All of the data that follows should be retyped exactly, please, except the pictures.
## Start
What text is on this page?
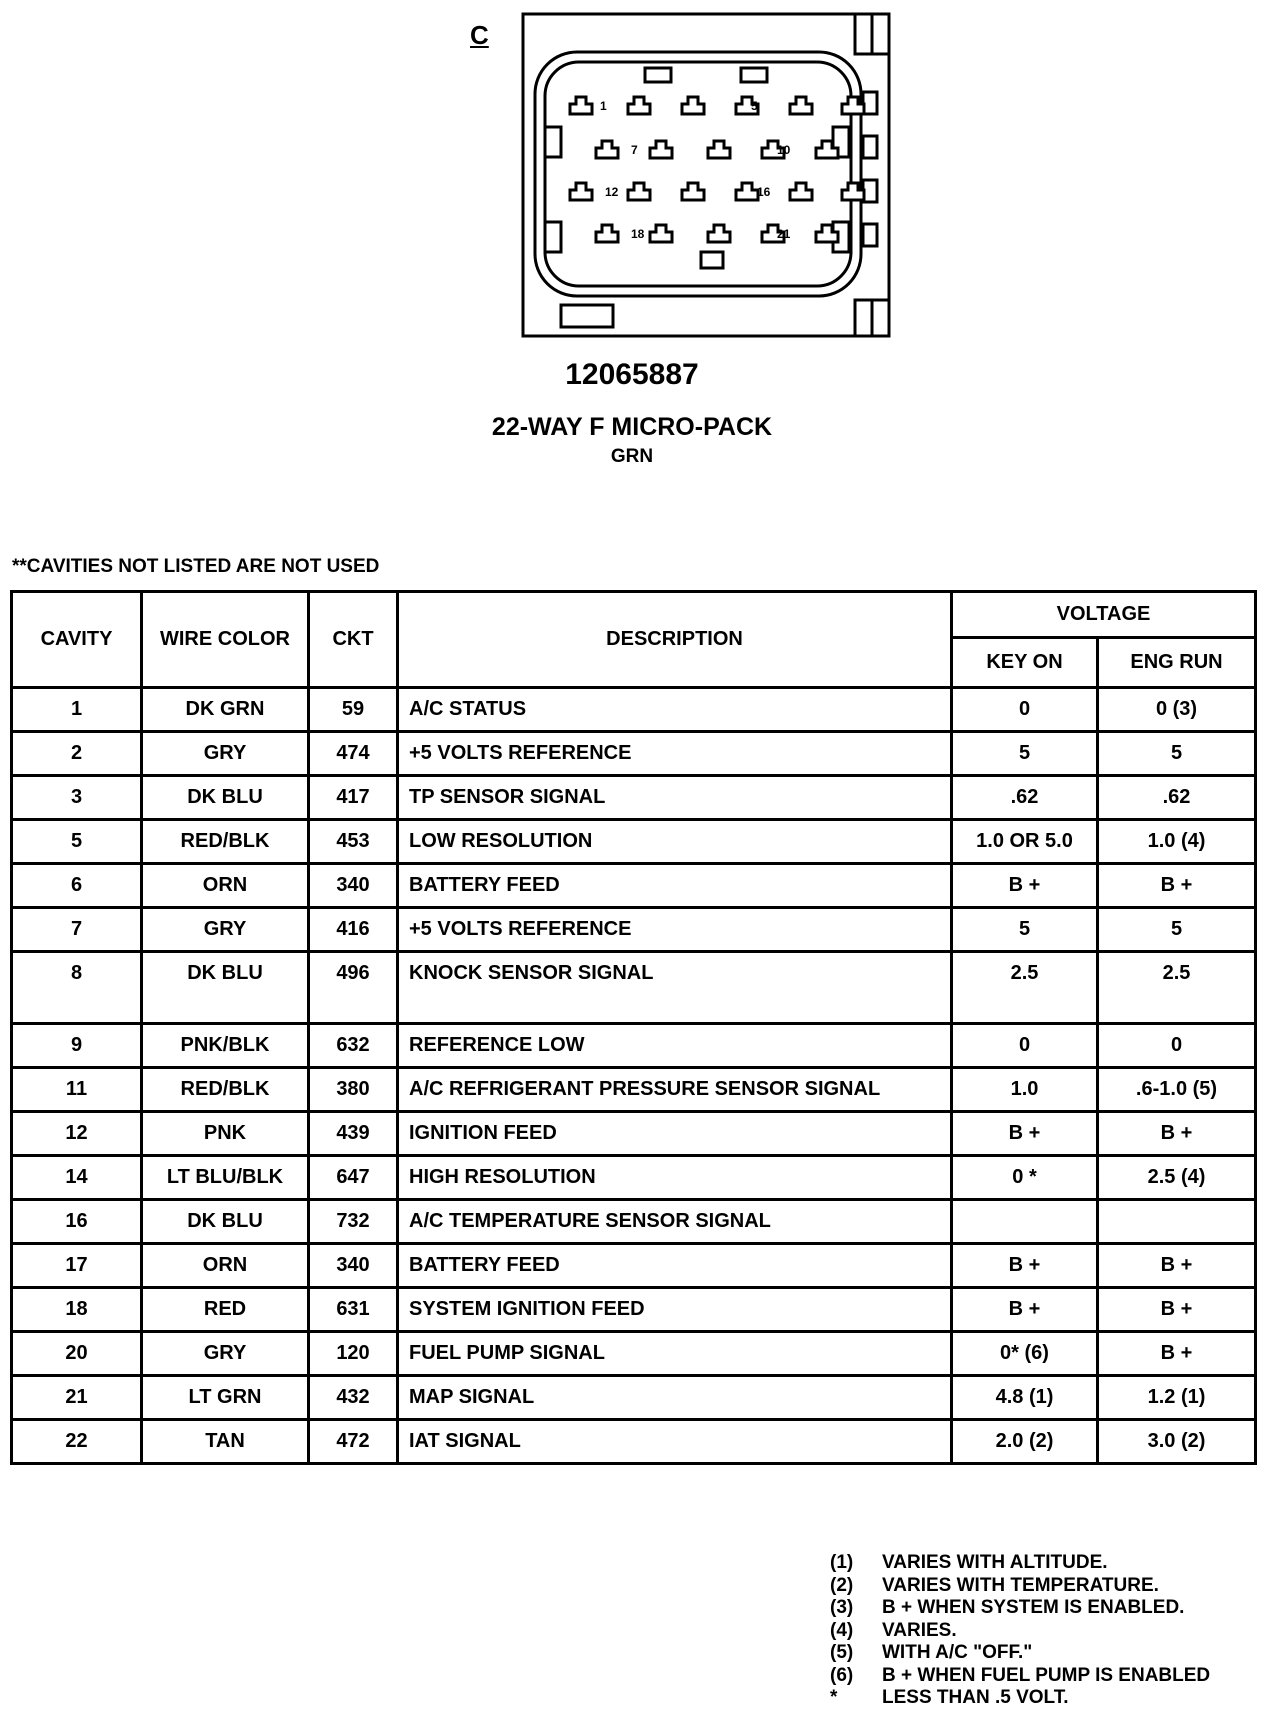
C
1	5
7	10
12	16
18	21
12065887
22-WAY F MICRO-PACK
GRN
**CAVITIES NOT LISTED ARE NOT USED
CAVITY	WIRE COLOR	CKT	DESCRIPTION	VOLTAGE	
				KEY ON	ENG RUN
1	DK GRN	59	A/C STATUS	0	0 (3)
2	GRY	474	+5 VOLTS REFERENCE	5	5
3	DK BLU	417	TP SENSOR SIGNAL	.62	.62
5	RED/BLK	453	LOW RESOLUTION	1.0 OR 5.0	1.0 (4)
6	ORN	340	BATTERY FEED	B +	B +
7	GRY	416	+5 VOLTS REFERENCE	5	5
8	DK BLU	496	KNOCK SENSOR SIGNAL	2.5	2.5
9	PNK/BLK	632	REFERENCE LOW	0	0
11	RED/BLK	380	A/C REFRIGERANT PRESSURE SENSOR SIGNAL	1.0	.6-1.0 (5)
12	PNK	439	IGNITION FEED	B +	B +
14	LT BLU/BLK	647	HIGH RESOLUTION	0 *	2.5 (4)
16	DK BLU	732	A/C TEMPERATURE SENSOR SIGNAL		
17	ORN	340	BATTERY FEED	B +	B +
18	RED	631	SYSTEM IGNITION FEED	B +	B +
20	GRY	120	FUEL PUMP SIGNAL	0* (6)	B +
21	LT GRN	432	MAP SIGNAL	4.8 (1)	1.2 (1)
22	TAN	472	IAT SIGNAL	2.0 (2)	3.0 (2)
(1)	VARIES WITH ALTITUDE.
(2)	VARIES WITH TEMPERATURE.
(3)	B + WHEN SYSTEM IS ENABLED.
(4)	VARIES.
(5)	WITH A/C "OFF."
(6)	B + WHEN FUEL PUMP IS ENABLED
*	LESS THAN .5 VOLT.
## End
* Solution for this problem
What text is on this page?
C
1	5
7	10
12	16
18	21
12065887
22-WAY F MICRO-PACK
GRN
**CAVITIES NOT LISTED ARE NOT USED
CAVITY	WIRE COLOR	CKT	DESCRIPTION	VOLTAGE	
				KEY ON	ENG RUN
1	DK GRN	59	A/C STATUS	0	0 (3)
2	GRY	474	+5 VOLTS REFERENCE	5	5
3	DK BLU	417	TP SENSOR SIGNAL	.62	.62
5	RED/BLK	453	LOW RESOLUTION	1.0 OR 5.0	1.0 (4)
6	ORN	340	BATTERY FEED	B +	B +
7	GRY	416	+5 VOLTS REFERENCE	5	5
8	DK BLU	496	KNOCK SENSOR SIGNAL	2.5	2.5
9	PNK/BLK	632	REFERENCE LOW	0	0
11	RED/BLK	380	A/C REFRIGERANT PRESSURE SENSOR SIGNAL	1.0	.6-1.0 (5)
12	PNK	439	IGNITION FEED	B +	B +
14	LT BLU/BLK	647	HIGH RESOLUTION	0 *	2.5 (4)
16	DK BLU	732	A/C TEMPERATURE SENSOR SIGNAL		
17	ORN	340	BATTERY FEED	B +	B +
18	RED	631	SYSTEM IGNITION FEED	B +	B +
20	GRY	120	FUEL PUMP SIGNAL	0* (6)	B +
21	LT GRN	432	MAP SIGNAL	4.8 (1)	1.2 (1)
22	TAN	472	IAT SIGNAL	2.0 (2)	3.0 (2)
(1)	VARIES WITH ALTITUDE.
(2)	VARIES WITH TEMPERATURE.
(3)	B + WHEN SYSTEM IS ENABLED.
(4)	VARIES.
(5)	WITH A/C "OFF."
(6)	B + WHEN FUEL PUMP IS ENABLED
*	LESS THAN .5 VOLT.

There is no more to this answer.